-- BEGIN SUPPLIED DATA --

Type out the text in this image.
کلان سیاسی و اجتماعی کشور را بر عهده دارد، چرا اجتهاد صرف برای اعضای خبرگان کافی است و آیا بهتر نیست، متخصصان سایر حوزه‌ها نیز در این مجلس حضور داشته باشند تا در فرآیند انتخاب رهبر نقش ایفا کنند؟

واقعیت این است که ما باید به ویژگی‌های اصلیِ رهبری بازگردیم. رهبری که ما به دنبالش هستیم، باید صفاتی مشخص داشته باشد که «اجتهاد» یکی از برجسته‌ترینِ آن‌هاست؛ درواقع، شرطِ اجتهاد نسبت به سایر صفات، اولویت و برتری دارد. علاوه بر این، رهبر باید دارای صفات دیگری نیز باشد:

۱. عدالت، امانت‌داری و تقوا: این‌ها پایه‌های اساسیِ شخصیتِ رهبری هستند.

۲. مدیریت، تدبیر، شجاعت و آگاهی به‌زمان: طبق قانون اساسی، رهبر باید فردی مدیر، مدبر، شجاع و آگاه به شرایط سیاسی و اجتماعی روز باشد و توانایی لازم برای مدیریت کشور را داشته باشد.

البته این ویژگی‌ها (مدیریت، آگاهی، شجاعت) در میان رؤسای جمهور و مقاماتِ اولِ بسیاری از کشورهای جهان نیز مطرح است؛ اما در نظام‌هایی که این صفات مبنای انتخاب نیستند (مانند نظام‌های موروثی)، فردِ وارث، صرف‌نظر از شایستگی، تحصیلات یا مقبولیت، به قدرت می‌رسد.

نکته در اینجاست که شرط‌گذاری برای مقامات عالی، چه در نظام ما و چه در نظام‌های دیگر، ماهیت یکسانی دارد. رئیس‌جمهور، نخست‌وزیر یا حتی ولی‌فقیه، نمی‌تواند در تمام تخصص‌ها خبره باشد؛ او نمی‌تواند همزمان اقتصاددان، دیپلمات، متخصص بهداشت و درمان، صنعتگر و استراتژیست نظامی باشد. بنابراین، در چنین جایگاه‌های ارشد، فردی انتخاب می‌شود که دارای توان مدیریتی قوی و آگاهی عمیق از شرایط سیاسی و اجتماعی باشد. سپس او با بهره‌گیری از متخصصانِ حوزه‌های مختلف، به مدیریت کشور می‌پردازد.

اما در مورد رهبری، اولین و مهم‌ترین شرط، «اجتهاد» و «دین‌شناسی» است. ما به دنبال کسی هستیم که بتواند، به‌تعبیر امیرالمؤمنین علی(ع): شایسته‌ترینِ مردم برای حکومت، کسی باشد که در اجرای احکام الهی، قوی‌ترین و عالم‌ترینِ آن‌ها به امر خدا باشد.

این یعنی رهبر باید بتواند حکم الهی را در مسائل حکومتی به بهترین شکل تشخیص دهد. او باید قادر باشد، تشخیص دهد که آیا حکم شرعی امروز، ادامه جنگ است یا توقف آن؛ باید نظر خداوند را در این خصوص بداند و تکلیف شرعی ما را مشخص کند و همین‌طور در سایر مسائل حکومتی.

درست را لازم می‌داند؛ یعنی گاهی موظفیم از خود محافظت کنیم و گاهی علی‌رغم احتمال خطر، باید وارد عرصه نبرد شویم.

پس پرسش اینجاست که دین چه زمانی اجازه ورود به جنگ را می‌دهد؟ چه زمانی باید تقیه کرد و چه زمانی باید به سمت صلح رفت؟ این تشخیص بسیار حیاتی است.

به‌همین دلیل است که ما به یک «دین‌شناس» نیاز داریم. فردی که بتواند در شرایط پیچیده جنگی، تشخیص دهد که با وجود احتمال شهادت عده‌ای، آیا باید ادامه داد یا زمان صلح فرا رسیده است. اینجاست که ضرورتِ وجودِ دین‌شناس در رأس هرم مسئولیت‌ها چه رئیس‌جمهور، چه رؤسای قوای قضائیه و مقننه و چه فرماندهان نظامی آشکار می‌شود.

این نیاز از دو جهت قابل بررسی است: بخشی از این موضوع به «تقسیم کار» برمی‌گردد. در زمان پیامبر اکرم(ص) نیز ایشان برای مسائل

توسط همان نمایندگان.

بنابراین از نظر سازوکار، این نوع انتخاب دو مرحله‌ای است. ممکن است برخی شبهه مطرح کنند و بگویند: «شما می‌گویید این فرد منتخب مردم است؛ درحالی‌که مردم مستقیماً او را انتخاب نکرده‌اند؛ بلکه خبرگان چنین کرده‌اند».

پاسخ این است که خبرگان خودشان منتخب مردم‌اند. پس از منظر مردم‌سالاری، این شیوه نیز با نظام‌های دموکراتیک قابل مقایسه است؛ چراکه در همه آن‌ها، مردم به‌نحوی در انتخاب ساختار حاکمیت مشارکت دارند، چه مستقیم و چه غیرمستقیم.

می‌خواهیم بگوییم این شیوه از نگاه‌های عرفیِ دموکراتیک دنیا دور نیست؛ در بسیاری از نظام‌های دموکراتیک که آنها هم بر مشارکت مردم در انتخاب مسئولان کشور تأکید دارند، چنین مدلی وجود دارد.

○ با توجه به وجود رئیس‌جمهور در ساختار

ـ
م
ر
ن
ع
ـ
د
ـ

-- END SUPPLIED DATA --

WHAT TO WORK ON:
Copy all the lines, exactly.

FULL ANSWER:
Type out the text in this image.
کلان سیاسی و اجتماعی کشور را بر عهده دارد، چرا اجتهاد صرف برای اعضای خبرگان کافی است و آیا بهتر نیست، متخصصان سایر حوزه‌ها نیز در این مجلس حضور داشته باشند تا در فرآیند انتخاب رهبر نقش ایفا کنند؟

واقعیت این است که ما باید به ویژگی‌های اصلیِ رهبری بازگردیم. رهبری که ما به دنبالش هستیم، باید صفاتی مشخص داشته باشد که «اجتهاد» یکی از برجسته‌ترینِ آن‌هاست؛ درواقع، شرطِ اجتهاد نسبت به سایر صفات، اولویت و برتری دارد. علاوه بر این، رهبر باید دارای صفات دیگری نیز باشد:

۱. عدالت، امانت‌داری و تقوا: این‌ها پایه‌های اساسیِ شخصیتِ رهبری هستند.

۲. مدیریت، تدبیر، شجاعت و آگاهی به‌زمان: طبق قانون اساسی، رهبر باید فردی مدیر، مدبر، شجاع و آگاه به شرایط سیاسی و اجتماعی روز باشد و توانایی لازم برای مدیریت کشور را داشته باشد.

البته این ویژگی‌ها (مدیریت، آگاهی، شجاعت) در میان رؤسای جمهور و مقاماتِ اولِ بسیاری از کشورهای جهان نیز مطرح است؛ اما در نظام‌هایی که این صفات مبنای انتخاب نیستند (مانند نظام‌های موروثی)، فردِ وارث، صرف‌نظر از شایستگی، تحصیلات یا مقبولیت، به قدرت می‌رسد.

نکته در اینجاست که شرط‌گذاری برای مقامات عالی، چه در نظام ما و چه در نظام‌های دیگر، ماهیت یکسانی دارد. رئیس‌جمهور، نخست‌وزیر یا حتی ولی‌فقیه، نمی‌تواند در تمام تخصص‌ها خبره باشد؛ او نمی‌تواند همزمان اقتصاددان، دیپلمات، متخصص بهداشت و درمان، صنعتگر و استراتژیست نظامی باشد. بنابراین، در چنین جایگاه‌های ارشد، فردی انتخاب می‌شود که دارای توان مدیریتی قوی و آگاهی عمیق از شرایط سیاسی و اجتماعی باشد. سپس او با بهره‌گیری از متخصصانِ حوزه‌های مختلف، به مدیریت کشور می‌پردازد.

اما در مورد رهبری، اولین و مهم‌ترین شرط، «اجتهاد» و «دین‌شناسی» است. ما به دنبال کسی هستیم که بتواند، به‌تعبیر امیرالمؤمنین علی(ع): شایسته‌ترینِ مردم برای حکومت، کسی باشد که در اجرای احکام الهی، قوی‌ترین و عالم‌ترینِ آن‌ها به امر خدا باشد.

این یعنی رهبر باید بتواند حکم الهی را در مسائل حکومتی به بهترین شکل تشخیص دهد. او باید قادر باشد، تشخیص دهد که آیا حکم شرعی امروز، ادامه جنگ است یا توقف آن؛ باید نظر خداوند را در این خصوص بداند و تکلیف شرعی ما را مشخص کند و همین‌طور در سایر مسائل حکومتی.

درست را لازم می‌داند؛ یعنی گاهی موظفیم از خود محافظت کنیم و گاهی علی‌رغم احتمال خطر، باید وارد عرصه نبرد شویم.

پس پرسش اینجاست که دین چه زمانی اجازه ورود به جنگ را می‌دهد؟ چه زمانی باید تقیه کرد و چه زمانی باید به سمت صلح رفت؟ این تشخیص بسیار حیاتی است.

به‌همین دلیل است که ما به یک «دین‌شناس» نیاز داریم. فردی که بتواند در شرایط پیچیده جنگی، تشخیص دهد که با وجود احتمال شهادت عده‌ای، آیا باید ادامه داد یا زمان صلح فرا رسیده است. اینجاست که ضرورتِ وجودِ دین‌شناس در رأس هرم مسئولیت‌ها چه رئیس‌جمهور، چه رؤسای قوای قضائیه و مقننه و چه فرماندهان نظامی آشکار می‌شود.

این نیاز از دو جهت قابل بررسی است: بخشی از این موضوع به «تقسیم کار» برمی‌گردد. در زمان پیامبر اکرم(ص) نیز ایشان برای مسائل

توسط همان نمایندگان.

بنابراین از نظر سازوکار، این نوع انتخاب دو مرحله‌ای است. ممکن است برخی شبهه مطرح کنند و بگویند: «شما می‌گویید این فرد منتخب مردم است؛ درحالی‌که مردم مستقیماً او را انتخاب نکرده‌اند؛ بلکه خبرگان چنین کرده‌اند».

پاسخ این است که خبرگان خودشان منتخب مردم‌اند. پس از منظر مردم‌سالاری، این شیوه نیز با نظام‌های دموکراتیک قابل مقایسه است؛ چراکه در همه آن‌ها، مردم به‌نحوی در انتخاب ساختار حاکمیت مشارکت دارند، چه مستقیم و چه غیرمستقیم.

می‌خواهیم بگوییم این شیوه از نگاه‌های عرفیِ دموکراتیک دنیا دور نیست؛ در بسیاری از نظام‌های دموکراتیک که آنها هم بر مشارکت مردم در انتخاب مسئولان کشور تأکید دارند، چنین مدلی وجود دارد.

○ با توجه به وجود رئیس‌جمهور در ساختار

ـ
م
ر
ن
ع
ـ
د
ـ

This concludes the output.